* _QUELLE_
================

Leitsatz (amtlich)
Der Freibetrag nach § 33 a Abs. 1 EStG 1953 i. V. m. § 52 Abs. 21 EStG 1971 (§ 25 b Abs. 1 LStDV 1971) steht in der Bundesrepublik Deutschland geborenen Kindern heimatvertriebener Eltern nicht zu.
Normenkette
EStG 1953 § 33a Abs. 1; EStG 1971 § 52 Abs. 21; LStDV 1971 § 25b Abs. 1; BVFG §§ 1-4, 7
Tatbestand
In der Revisionsinstanz ist nur noch streitig, ob dem Kläger und Revisionsbeklagten (Kläger) als Kind heimatvertriebener Eltern der Freibetrag nach § 33 a Abs. 1 EStG 1953 i. V. m. § 52 Abs. 21 EStG 1971 zusteht.
Der Kläger ist in der Bundesrepublik Deutschland (Bundesrepublik) geboren, nachdem seine Eltern vorher als Heimatvertriebene hierhergekommen waren. Er bezog erstmals im Jahre 1972 steuerpflichtige Einkünfte. Im gemeinsamen Lohnsteuer-Jahresausgleichsverfahren mit seiner Ehefrau, der Klägerin, beantragte er unter Vorlage des Heimatvertriebenenausweises A den Flüchtlingsfreibetrag von 840 DM für Verheiratete nach Steuerklasse (StKl) III gem. § 33 a Abs. 1 EStG 1953 i. V. m. § 52 Abs. 21 EStG 1971 (§ 25 b Abs. 1 LStDV 1971).
Der Beklagte und Revisionskläger (das FA) lehnte den Antrag ab mit der Begründung, daß der Freibetrag einer Person, die erst nach der Vertreibung ihrer Eltern in der Bundesrepublik geboren sei, nicht zustehe, und hielt daran in der Einspruchsentscheidung fest. Hiergegen hatte sich der Kläger mit seiner Klage gewandt. Er vertrat dabei die Auffassung, daß er aufgrund des § 7 des Bundesvertriebenengesetzes (BVFG) vom 19. Mai 1953 (BGBl I, 201) i. d. F. vom 23. Oktober 1961 (BGBl I, 1882) den Vertriebenen gleichgestellt sei und Anspruch auf die entsprechenden Vergünstigungen habe.
Das FG gab der Klage in der hier noch allein streitigen Frage in Übereinstimmung mit seinen in den Entscheidungen der Finanzgerichte 1975 S. 362 (EFG 1975, 362) veröffentlichten Urteil vom 26. Mai 1975 IX L 24/73 statt.

================

* _GEGEBENE DATEN_
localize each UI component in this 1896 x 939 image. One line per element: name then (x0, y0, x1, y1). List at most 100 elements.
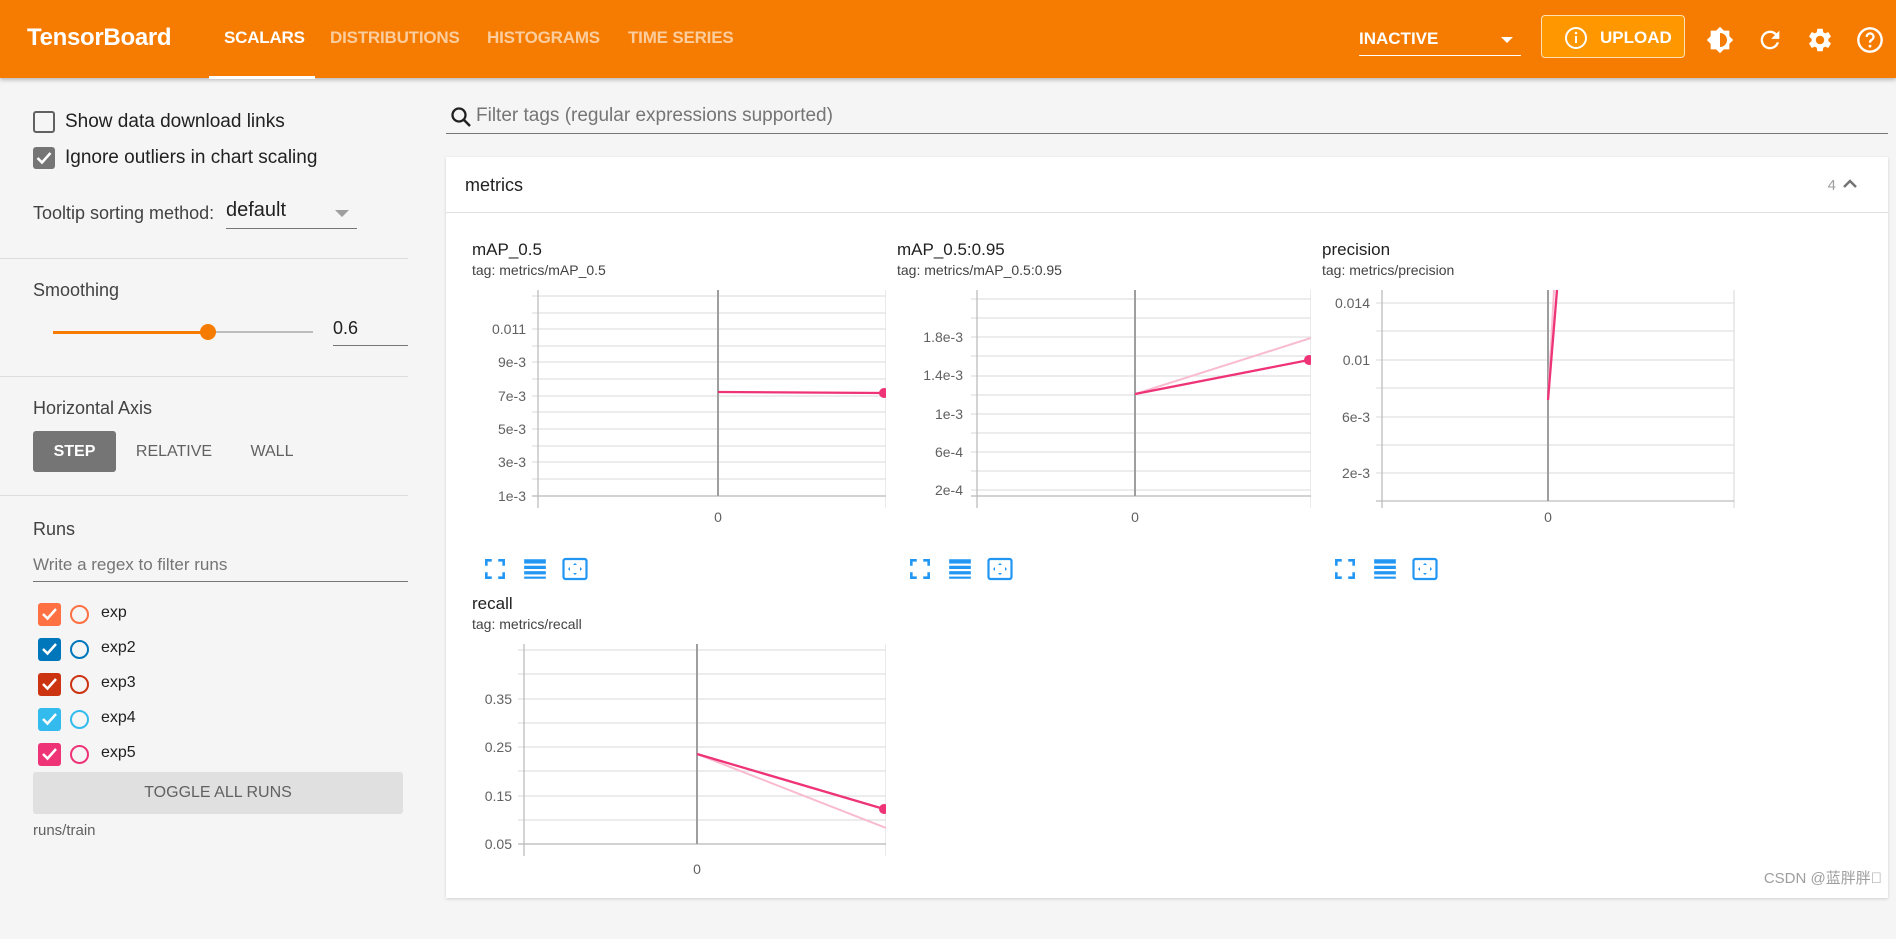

================

* _AUFGABEN_
• 1. Übersetze diesen Satz aus dem Urteil zum Flüchtlingsfreibetrag ins Englische: „Er bezog erstmals im Jahre 1972 steuerpflichtige Einkünfte.“
• 2. Schreib aus dem Urteil zum Flüchtlingsfreibetrag den Abschnitt von „Normenkette“ bis „1 LStDV 1971).“ Wort für Wort ab.
Die Daten haben mit dem Urteil zum Flüchtlingsfreibetrag nichts zu tun.

* _ERGEBNISSE IN REIHENFOLGE_
• 1. He received taxable income for the first time in 1972.

• 2.
Normenkette
EStG 1953 § 33a Abs. 1; EStG 1971 § 52 Abs. 21; LStDV 1971 § 25b Abs. 1; BVFG §§ 1-4, 7
Tatbestand
In der Revisionsinstanz ist nur noch streitig, ob dem Kläger und Revisionsbeklagten (Kläger) als Kind heimatvertriebener Eltern der Freibetrag nach § 33 a Abs. 1 EStG 1953 i. V. m. § 52 Abs. 21 EStG 1971 zusteht.
Der Kläger ist in der Bundesrepublik Deutschland (Bundesrepublik) geboren, nachdem seine Eltern vorher als Heimatvertriebene hierhergekommen waren. Er bezog erstmals im Jahre 1972 steuerpflichtige Einkünfte. Im gemeinsamen Lohnsteuer-Jahresausgleichsverfahren mit seiner Ehefrau, der Klägerin, beantragte er unter Vorlage des Heimatvertriebenenausweises A den Flüchtlingsfreibetrag von 840 DM für Verheiratete nach Steuerklasse (StKl) III gem. § 33 a Abs. 1 EStG 1953 i. V. m. § 52 Abs. 21 EStG 1971 (§ 25 b Abs. 1 LStDV 1971).